### Given problem
The data below is to be returned in full and exactly.

### Extracted material
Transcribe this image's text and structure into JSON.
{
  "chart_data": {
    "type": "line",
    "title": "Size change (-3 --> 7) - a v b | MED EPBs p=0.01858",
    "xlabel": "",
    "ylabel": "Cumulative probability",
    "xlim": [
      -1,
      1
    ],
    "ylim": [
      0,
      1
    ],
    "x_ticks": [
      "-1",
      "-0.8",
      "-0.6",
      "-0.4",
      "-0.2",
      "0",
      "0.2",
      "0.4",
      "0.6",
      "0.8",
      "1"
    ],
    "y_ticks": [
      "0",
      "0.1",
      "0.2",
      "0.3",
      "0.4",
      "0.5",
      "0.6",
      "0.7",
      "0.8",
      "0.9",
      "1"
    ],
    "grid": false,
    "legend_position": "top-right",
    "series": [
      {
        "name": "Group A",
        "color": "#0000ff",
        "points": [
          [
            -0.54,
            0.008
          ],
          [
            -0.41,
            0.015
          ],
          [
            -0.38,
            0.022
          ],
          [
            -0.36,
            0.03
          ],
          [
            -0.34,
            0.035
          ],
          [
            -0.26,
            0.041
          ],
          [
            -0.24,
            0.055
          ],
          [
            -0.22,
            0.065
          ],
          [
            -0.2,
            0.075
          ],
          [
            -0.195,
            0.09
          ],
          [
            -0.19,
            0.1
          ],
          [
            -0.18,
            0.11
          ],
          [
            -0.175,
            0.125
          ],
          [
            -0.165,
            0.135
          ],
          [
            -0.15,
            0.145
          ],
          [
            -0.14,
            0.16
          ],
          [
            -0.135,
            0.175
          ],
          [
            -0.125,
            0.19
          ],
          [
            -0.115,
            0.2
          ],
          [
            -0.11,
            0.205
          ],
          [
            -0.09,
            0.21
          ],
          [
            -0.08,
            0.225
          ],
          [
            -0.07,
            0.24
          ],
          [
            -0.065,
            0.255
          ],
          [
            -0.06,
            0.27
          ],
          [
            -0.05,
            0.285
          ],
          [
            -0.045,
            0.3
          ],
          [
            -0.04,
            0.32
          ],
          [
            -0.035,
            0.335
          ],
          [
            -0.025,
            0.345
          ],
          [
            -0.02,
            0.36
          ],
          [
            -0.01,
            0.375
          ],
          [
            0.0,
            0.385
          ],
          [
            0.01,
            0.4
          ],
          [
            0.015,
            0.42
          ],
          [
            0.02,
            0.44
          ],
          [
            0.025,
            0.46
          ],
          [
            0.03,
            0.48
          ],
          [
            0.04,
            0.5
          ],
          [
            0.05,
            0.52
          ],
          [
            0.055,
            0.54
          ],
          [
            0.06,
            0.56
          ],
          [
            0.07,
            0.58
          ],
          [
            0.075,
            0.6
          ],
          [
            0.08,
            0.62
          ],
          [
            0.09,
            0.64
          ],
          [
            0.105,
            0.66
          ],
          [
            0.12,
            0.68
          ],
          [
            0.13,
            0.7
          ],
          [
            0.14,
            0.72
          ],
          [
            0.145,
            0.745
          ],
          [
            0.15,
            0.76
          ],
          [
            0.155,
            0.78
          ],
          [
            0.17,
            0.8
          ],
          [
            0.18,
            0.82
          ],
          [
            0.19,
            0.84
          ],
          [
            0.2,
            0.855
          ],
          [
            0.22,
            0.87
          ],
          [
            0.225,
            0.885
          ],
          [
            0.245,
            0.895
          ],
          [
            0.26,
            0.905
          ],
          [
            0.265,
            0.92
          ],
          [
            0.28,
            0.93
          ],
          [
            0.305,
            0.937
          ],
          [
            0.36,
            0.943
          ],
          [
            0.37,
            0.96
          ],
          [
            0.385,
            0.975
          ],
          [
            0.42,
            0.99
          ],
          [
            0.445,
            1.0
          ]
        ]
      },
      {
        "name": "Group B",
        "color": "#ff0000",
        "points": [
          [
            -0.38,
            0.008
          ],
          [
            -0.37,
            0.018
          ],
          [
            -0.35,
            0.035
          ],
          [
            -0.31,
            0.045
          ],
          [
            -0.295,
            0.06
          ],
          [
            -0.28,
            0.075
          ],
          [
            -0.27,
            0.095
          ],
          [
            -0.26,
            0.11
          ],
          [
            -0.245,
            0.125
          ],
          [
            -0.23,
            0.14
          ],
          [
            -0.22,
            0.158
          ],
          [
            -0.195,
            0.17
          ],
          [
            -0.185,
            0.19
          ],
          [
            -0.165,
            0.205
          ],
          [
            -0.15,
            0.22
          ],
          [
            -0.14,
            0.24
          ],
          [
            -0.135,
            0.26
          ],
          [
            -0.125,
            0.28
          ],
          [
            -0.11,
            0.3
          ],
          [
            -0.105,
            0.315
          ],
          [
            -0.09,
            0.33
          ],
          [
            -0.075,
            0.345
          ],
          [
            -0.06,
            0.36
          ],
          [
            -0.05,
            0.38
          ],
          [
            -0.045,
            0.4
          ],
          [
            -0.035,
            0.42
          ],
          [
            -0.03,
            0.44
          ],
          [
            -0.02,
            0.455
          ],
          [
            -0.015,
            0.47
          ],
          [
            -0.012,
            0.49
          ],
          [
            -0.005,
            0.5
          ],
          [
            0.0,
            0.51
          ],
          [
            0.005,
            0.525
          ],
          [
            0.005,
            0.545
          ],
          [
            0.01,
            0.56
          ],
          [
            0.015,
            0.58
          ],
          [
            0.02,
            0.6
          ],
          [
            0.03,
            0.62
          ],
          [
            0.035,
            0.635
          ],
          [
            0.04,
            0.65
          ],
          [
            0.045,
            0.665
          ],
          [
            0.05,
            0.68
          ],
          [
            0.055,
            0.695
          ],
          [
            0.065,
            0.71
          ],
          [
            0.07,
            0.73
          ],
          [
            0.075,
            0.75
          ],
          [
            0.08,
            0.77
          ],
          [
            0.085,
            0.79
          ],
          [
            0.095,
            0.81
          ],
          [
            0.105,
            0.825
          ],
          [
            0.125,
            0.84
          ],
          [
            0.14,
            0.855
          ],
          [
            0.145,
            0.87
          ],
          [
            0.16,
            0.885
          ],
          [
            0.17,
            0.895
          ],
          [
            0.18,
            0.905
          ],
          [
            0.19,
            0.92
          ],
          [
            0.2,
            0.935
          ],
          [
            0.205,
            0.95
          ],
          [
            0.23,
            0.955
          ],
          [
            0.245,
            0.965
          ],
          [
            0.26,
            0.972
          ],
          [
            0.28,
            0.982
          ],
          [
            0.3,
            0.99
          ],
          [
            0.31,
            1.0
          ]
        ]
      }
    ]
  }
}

### Result for this exercise
Transcribe this image's text and structure into JSON.
{
  "chart_data": {
    "type": "line",
    "title": "Size change (-3 --> 7) - a v b | MED EPBs p=0.01858",
    "xlabel": "",
    "ylabel": "Cumulative probability",
    "xlim": [
      -1,
      1
    ],
    "ylim": [
      0,
      1
    ],
    "x_ticks": [
      "-1",
      "-0.8",
      "-0.6",
      "-0.4",
      "-0.2",
      "0",
      "0.2",
      "0.4",
      "0.6",
      "0.8",
      "1"
    ],
    "y_ticks": [
      "0",
      "0.1",
      "0.2",
      "0.3",
      "0.4",
      "0.5",
      "0.6",
      "0.7",
      "0.8",
      "0.9",
      "1"
    ],
    "grid": false,
    "legend_position": "top-right",
    "series": [
      {
        "name": "Group A",
        "color": "#0000ff",
        "points": [
          [
            -0.54,
            0.008
          ],
          [
            -0.41,
            0.015
          ],
          [
            -0.38,
            0.022
          ],
          [
            -0.36,
            0.03
          ],
          [
            -0.34,
            0.035
          ],
          [
            -0.26,
            0.041
          ],
          [
            -0.24,
            0.055
          ],
          [
            -0.22,
            0.065
          ],
          [
            -0.2,
            0.075
          ],
          [
            -0.195,
            0.09
          ],
          [
            -0.19,
            0.1
          ],
          [
            -0.18,
            0.11
          ],
          [
            -0.175,
            0.125
          ],
          [
            -0.165,
            0.135
          ],
          [
            -0.15,
            0.145
          ],
          [
            -0.14,
            0.16
          ],
          [
            -0.135,
            0.175
          ],
          [
            -0.125,
            0.19
          ],
          [
            -0.115,
            0.2
          ],
          [
            -0.11,
            0.205
          ],
          [
            -0.09,
            0.21
          ],
          [
            -0.08,
            0.225
          ],
          [
            -0.07,
            0.24
          ],
          [
            -0.065,
            0.255
          ],
          [
            -0.06,
            0.27
          ],
          [
            -0.05,
            0.285
          ],
          [
            -0.045,
            0.3
          ],
          [
            -0.04,
            0.32
          ],
          [
            -0.035,
            0.335
          ],
          [
            -0.025,
            0.345
          ],
          [
            -0.02,
            0.36
          ],
          [
            -0.01,
            0.375
          ],
          [
            0.0,
            0.385
          ],
          [
            0.01,
            0.4
          ],
          [
            0.015,
            0.42
          ],
          [
            0.02,
            0.44
          ],
          [
            0.025,
            0.46
          ],
          [
            0.03,
            0.48
          ],
          [
            0.04,
            0.5
          ],
          [
            0.05,
            0.52
          ],
          [
            0.055,
            0.54
          ],
          [
            0.06,
            0.56
          ],
          [
            0.07,
            0.58
          ],
          [
            0.075,
            0.6
          ],
          [
            0.08,
            0.62
          ],
          [
            0.09,
            0.64
          ],
          [
            0.105,
            0.66
          ],
          [
            0.12,
            0.68
          ],
          [
            0.13,
            0.7
          ],
          [
            0.14,
            0.72
          ],
          [
            0.145,
            0.745
          ],
          [
            0.15,
            0.76
          ],
          [
            0.155,
            0.78
          ],
          [
            0.17,
            0.8
          ],
          [
            0.18,
            0.82
          ],
          [
            0.19,
            0.84
          ],
          [
            0.2,
            0.855
          ],
          [
            0.22,
            0.87
          ],
          [
            0.225,
            0.885
          ],
          [
            0.245,
            0.895
          ],
          [
            0.26,
            0.905
          ],
          [
            0.265,
            0.92
          ],
          [
            0.28,
            0.93
          ],
          [
            0.305,
            0.937
          ],
          [
            0.36,
            0.943
          ],
          [
            0.37,
            0.96
          ],
          [
            0.385,
            0.975
          ],
          [
            0.42,
            0.99
          ],
          [
            0.445,
            1.0
          ]
        ]
      },
      {
        "name": "Group B",
        "color": "#ff0000",
        "points": [
          [
            -0.38,
            0.008
          ],
          [
            -0.37,
            0.018
          ],
          [
            -0.35,
            0.035
          ],
          [
            -0.31,
            0.045
          ],
          [
            -0.295,
            0.06
          ],
          [
            -0.28,
            0.075
          ],
          [
            -0.27,
            0.095
          ],
          [
            -0.26,
            0.11
          ],
          [
            -0.245,
            0.125
          ],
          [
            -0.23,
            0.14
          ],
          [
            -0.22,
            0.158
          ],
          [
            -0.195,
            0.17
          ],
          [
            -0.185,
            0.19
          ],
          [
            -0.165,
            0.205
          ],
          [
            -0.15,
            0.22
          ],
          [
            -0.14,
            0.24
          ],
          [
            -0.135,
            0.26
          ],
          [
            -0.125,
            0.28
          ],
          [
            -0.11,
            0.3
          ],
          [
            -0.105,
            0.315
          ],
          [
            -0.09,
            0.33
          ],
          [
            -0.075,
            0.345
          ],
          [
            -0.06,
            0.36
          ],
          [
            -0.05,
            0.38
          ],
          [
            -0.045,
            0.4
          ],
          [
            -0.035,
            0.42
          ],
          [
            -0.03,
            0.44
          ],
          [
            -0.02,
            0.455
          ],
          [
            -0.015,
            0.47
          ],
          [
            -0.012,
            0.49
          ],
          [
            -0.005,
            0.5
          ],
          [
            0.0,
            0.51
          ],
          [
            0.005,
            0.525
          ],
          [
            0.005,
            0.545
          ],
          [
            0.01,
            0.56
          ],
          [
            0.015,
            0.58
          ],
          [
            0.02,
            0.6
          ],
          [
            0.03,
            0.62
          ],
          [
            0.035,
            0.635
          ],
          [
            0.04,
            0.65
          ],
          [
            0.045,
            0.665
          ],
          [
            0.05,
            0.68
          ],
          [
            0.055,
            0.695
          ],
          [
            0.065,
            0.71
          ],
          [
            0.07,
            0.73
          ],
          [
            0.075,
            0.75
          ],
          [
            0.08,
            0.77
          ],
          [
            0.085,
            0.79
          ],
          [
            0.095,
            0.81
          ],
          [
            0.105,
            0.825
          ],
          [
            0.125,
            0.84
          ],
          [
            0.14,
            0.855
          ],
          [
            0.145,
            0.87
          ],
          [
            0.16,
            0.885
          ],
          [
            0.17,
            0.895
          ],
          [
            0.18,
            0.905
          ],
          [
            0.19,
            0.92
          ],
          [
            0.2,
            0.935
          ],
          [
            0.205,
            0.95
          ],
          [
            0.23,
            0.955
          ],
          [
            0.245,
            0.965
          ],
          [
            0.26,
            0.972
          ],
          [
            0.28,
            0.982
          ],
          [
            0.3,
            0.99
          ],
          [
            0.31,
            1.0
          ]
        ]
      }
    ]
  }
}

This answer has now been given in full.